### Given request
Pull out each line of the data that includes the word "JSON".

### Extracted information

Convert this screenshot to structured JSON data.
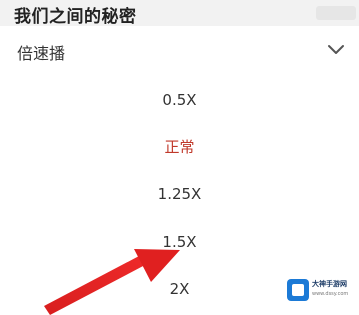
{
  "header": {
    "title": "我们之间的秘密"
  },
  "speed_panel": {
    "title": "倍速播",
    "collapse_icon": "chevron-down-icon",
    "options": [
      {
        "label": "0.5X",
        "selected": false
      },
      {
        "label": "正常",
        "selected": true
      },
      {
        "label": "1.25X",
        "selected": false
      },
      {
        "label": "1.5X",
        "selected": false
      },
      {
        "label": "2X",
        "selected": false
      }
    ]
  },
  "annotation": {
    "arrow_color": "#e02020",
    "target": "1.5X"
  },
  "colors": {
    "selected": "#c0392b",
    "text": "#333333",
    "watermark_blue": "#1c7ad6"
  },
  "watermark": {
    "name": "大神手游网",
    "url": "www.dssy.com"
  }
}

* * *

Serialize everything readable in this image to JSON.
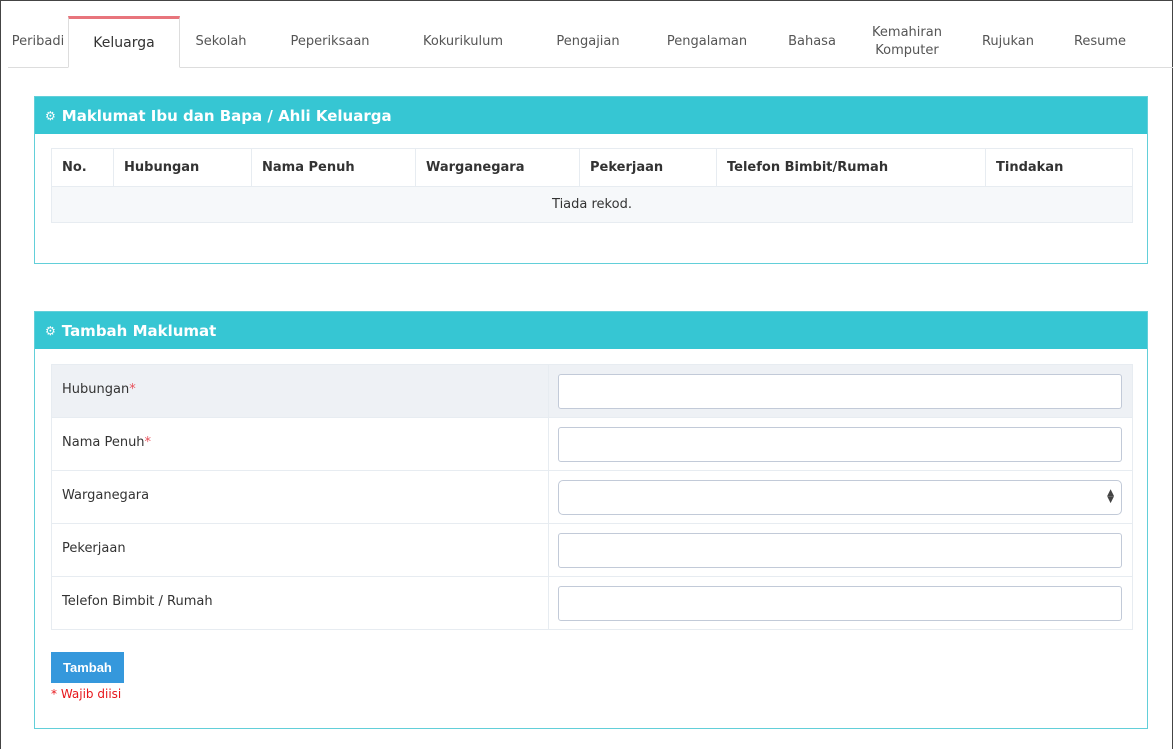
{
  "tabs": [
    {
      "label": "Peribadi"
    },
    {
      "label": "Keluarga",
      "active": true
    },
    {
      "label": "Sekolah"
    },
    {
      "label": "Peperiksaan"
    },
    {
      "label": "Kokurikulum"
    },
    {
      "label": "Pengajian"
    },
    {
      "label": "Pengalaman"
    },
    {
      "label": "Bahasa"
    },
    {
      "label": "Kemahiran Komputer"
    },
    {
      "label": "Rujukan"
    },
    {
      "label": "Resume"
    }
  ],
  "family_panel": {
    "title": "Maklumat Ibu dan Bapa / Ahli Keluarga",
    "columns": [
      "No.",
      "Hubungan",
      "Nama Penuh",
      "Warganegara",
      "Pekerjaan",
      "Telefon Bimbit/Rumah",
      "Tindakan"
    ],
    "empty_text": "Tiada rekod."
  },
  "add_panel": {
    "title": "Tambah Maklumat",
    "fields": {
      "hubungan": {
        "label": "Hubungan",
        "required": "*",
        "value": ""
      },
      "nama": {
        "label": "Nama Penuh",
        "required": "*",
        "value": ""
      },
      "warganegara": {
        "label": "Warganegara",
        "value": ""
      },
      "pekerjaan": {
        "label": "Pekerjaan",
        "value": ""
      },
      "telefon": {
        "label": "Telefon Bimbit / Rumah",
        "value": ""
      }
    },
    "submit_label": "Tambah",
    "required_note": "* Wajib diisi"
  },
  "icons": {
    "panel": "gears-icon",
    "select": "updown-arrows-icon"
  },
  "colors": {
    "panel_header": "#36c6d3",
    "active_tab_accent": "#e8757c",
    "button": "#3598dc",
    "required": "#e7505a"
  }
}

### Solved exercise
Convert this screenshot to structured JSON data.
Serialize everything readable in this image to JSON.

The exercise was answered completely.